- _YOUR OBJECTIVE_
Output all records precisely as written.
## begin THE INPUT
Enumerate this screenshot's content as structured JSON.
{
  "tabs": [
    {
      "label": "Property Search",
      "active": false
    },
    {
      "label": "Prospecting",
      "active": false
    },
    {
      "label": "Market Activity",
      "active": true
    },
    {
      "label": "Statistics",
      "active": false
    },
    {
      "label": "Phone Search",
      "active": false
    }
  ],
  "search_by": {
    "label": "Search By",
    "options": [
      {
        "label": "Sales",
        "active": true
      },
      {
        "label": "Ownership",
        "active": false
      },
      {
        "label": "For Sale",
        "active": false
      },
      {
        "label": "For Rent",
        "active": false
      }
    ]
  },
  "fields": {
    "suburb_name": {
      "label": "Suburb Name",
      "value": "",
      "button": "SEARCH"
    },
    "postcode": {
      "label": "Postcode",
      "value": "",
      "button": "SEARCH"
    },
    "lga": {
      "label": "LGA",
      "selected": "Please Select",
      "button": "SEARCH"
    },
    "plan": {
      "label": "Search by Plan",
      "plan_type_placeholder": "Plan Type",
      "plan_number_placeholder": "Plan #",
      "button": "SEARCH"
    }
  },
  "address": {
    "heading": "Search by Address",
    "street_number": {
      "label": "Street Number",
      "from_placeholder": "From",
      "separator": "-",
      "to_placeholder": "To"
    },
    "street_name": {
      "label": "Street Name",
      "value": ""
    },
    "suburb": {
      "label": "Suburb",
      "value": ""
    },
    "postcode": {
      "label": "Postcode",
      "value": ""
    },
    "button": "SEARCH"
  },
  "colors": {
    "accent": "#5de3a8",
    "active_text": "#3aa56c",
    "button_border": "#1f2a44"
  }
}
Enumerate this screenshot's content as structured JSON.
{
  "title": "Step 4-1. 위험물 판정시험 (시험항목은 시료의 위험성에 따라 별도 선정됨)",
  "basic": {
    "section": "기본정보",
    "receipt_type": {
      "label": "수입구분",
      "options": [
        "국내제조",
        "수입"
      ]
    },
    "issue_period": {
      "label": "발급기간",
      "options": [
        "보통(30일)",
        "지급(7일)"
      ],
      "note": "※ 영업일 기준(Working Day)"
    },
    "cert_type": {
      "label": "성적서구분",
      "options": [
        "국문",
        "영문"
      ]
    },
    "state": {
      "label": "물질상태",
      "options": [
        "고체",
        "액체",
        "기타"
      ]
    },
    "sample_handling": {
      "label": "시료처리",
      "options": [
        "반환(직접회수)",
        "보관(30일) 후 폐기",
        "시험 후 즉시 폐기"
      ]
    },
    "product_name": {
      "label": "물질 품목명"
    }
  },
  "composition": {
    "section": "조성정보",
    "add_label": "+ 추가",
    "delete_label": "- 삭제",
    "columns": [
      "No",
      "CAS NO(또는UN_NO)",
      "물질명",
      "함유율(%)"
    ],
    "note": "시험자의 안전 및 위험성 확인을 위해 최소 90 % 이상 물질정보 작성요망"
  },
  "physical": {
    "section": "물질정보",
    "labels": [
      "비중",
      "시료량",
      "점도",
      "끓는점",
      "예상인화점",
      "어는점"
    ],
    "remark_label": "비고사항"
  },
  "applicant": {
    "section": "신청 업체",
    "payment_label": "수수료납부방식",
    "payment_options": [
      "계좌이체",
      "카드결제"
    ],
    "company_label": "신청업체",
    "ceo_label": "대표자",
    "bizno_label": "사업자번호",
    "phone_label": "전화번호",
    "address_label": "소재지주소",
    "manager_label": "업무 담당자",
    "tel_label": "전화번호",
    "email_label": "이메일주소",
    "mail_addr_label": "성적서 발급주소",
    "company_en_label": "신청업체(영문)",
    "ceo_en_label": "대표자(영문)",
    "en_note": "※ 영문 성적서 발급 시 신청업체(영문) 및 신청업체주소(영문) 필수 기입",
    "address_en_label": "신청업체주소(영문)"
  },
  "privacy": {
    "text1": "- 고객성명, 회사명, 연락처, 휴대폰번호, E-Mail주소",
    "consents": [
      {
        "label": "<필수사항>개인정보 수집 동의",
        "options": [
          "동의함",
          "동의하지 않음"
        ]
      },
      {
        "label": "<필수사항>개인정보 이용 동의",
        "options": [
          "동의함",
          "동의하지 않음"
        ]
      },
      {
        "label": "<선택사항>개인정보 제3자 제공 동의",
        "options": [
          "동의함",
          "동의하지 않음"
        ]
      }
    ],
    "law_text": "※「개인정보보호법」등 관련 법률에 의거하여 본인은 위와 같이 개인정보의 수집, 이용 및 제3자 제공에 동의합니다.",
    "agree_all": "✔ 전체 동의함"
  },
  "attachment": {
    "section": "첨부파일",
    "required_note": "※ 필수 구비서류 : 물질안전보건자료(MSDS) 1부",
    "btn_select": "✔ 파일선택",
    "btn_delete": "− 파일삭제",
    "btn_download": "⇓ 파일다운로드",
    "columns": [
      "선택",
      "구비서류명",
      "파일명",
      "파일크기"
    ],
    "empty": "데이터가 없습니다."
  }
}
## end THE INPUT
- _OUTPUT_
Enumerate this screenshot's content as structured JSON.
{
  "tabs": [
    {
      "label": "Property Search",
      "active": false
    },
    {
      "label": "Prospecting",
      "active": false
    },
    {
      "label": "Market Activity",
      "active": true
    },
    {
      "label": "Statistics",
      "active": false
    },
    {
      "label": "Phone Search",
      "active": false
    }
  ],
  "search_by": {
    "label": "Search By",
    "options": [
      {
        "label": "Sales",
        "active": true
      },
      {
        "label": "Ownership",
        "active": false
      },
      {
        "label": "For Sale",
        "active": false
      },
      {
        "label": "For Rent",
        "active": false
      }
    ]
  },
  "fields": {
    "suburb_name": {
      "label": "Suburb Name",
      "value": "",
      "button": "SEARCH"
    },
    "postcode": {
      "label": "Postcode",
      "value": "",
      "button": "SEARCH"
    },
    "lga": {
      "label": "LGA",
      "selected": "Please Select",
      "button": "SEARCH"
    },
    "plan": {
      "label": "Search by Plan",
      "plan_type_placeholder": "Plan Type",
      "plan_number_placeholder": "Plan #",
      "button": "SEARCH"
    }
  },
  "address": {
    "heading": "Search by Address",
    "street_number": {
      "label": "Street Number",
      "from_placeholder": "From",
      "separator": "-",
      "to_placeholder": "To"
    },
    "street_name": {
      "label": "Street Name",
      "value": ""
    },
    "suburb": {
      "label": "Suburb",
      "value": ""
    },
    "postcode": {
      "label": "Postcode",
      "value": ""
    },
    "button": "SEARCH"
  },
  "colors": {
    "accent": "#5de3a8",
    "active_text": "#3aa56c",
    "button_border": "#1f2a44"
  }
}
Enumerate this screenshot's content as structured JSON.
{
  "title": "Step 4-1. 위험물 판정시험 (시험항목은 시료의 위험성에 따라 별도 선정됨)",
  "basic": {
    "section": "기본정보",
    "receipt_type": {
      "label": "수입구분",
      "options": [
        "국내제조",
        "수입"
      ]
    },
    "issue_period": {
      "label": "발급기간",
      "options": [
        "보통(30일)",
        "지급(7일)"
      ],
      "note": "※ 영업일 기준(Working Day)"
    },
    "cert_type": {
      "label": "성적서구분",
      "options": [
        "국문",
        "영문"
      ]
    },
    "state": {
      "label": "물질상태",
      "options": [
        "고체",
        "액체",
        "기타"
      ]
    },
    "sample_handling": {
      "label": "시료처리",
      "options": [
        "반환(직접회수)",
        "보관(30일) 후 폐기",
        "시험 후 즉시 폐기"
      ]
    },
    "product_name": {
      "label": "물질 품목명"
    }
  },
  "composition": {
    "section": "조성정보",
    "add_label": "+ 추가",
    "delete_label": "- 삭제",
    "columns": [
      "No",
      "CAS NO(또는UN_NO)",
      "물질명",
      "함유율(%)"
    ],
    "note": "시험자의 안전 및 위험성 확인을 위해 최소 90 % 이상 물질정보 작성요망"
  },
  "physical": {
    "section": "물질정보",
    "labels": [
      "비중",
      "시료량",
      "점도",
      "끓는점",
      "예상인화점",
      "어는점"
    ],
    "remark_label": "비고사항"
  },
  "applicant": {
    "section": "신청 업체",
    "payment_label": "수수료납부방식",
    "payment_options": [
      "계좌이체",
      "카드결제"
    ],
    "company_label": "신청업체",
    "ceo_label": "대표자",
    "bizno_label": "사업자번호",
    "phone_label": "전화번호",
    "address_label": "소재지주소",
    "manager_label": "업무 담당자",
    "tel_label": "전화번호",
    "email_label": "이메일주소",
    "mail_addr_label": "성적서 발급주소",
    "company_en_label": "신청업체(영문)",
    "ceo_en_label": "대표자(영문)",
    "en_note": "※ 영문 성적서 발급 시 신청업체(영문) 및 신청업체주소(영문) 필수 기입",
    "address_en_label": "신청업체주소(영문)"
  },
  "privacy": {
    "text1": "- 고객성명, 회사명, 연락처, 휴대폰번호, E-Mail주소",
    "consents": [
      {
        "label": "<필수사항>개인정보 수집 동의",
        "options": [
          "동의함",
          "동의하지 않음"
        ]
      },
      {
        "label": "<필수사항>개인정보 이용 동의",
        "options": [
          "동의함",
          "동의하지 않음"
        ]
      },
      {
        "label": "<선택사항>개인정보 제3자 제공 동의",
        "options": [
          "동의함",
          "동의하지 않음"
        ]
      }
    ],
    "law_text": "※「개인정보보호법」등 관련 법률에 의거하여 본인은 위와 같이 개인정보의 수집, 이용 및 제3자 제공에 동의합니다.",
    "agree_all": "✔ 전체 동의함"
  },
  "attachment": {
    "section": "첨부파일",
    "required_note": "※ 필수 구비서류 : 물질안전보건자료(MSDS) 1부",
    "btn_select": "✔ 파일선택",
    "btn_delete": "− 파일삭제",
    "btn_download": "⇓ 파일다운로드",
    "columns": [
      "선택",
      "구비서류명",
      "파일명",
      "파일크기"
    ],
    "empty": "데이터가 없습니다."
  }
}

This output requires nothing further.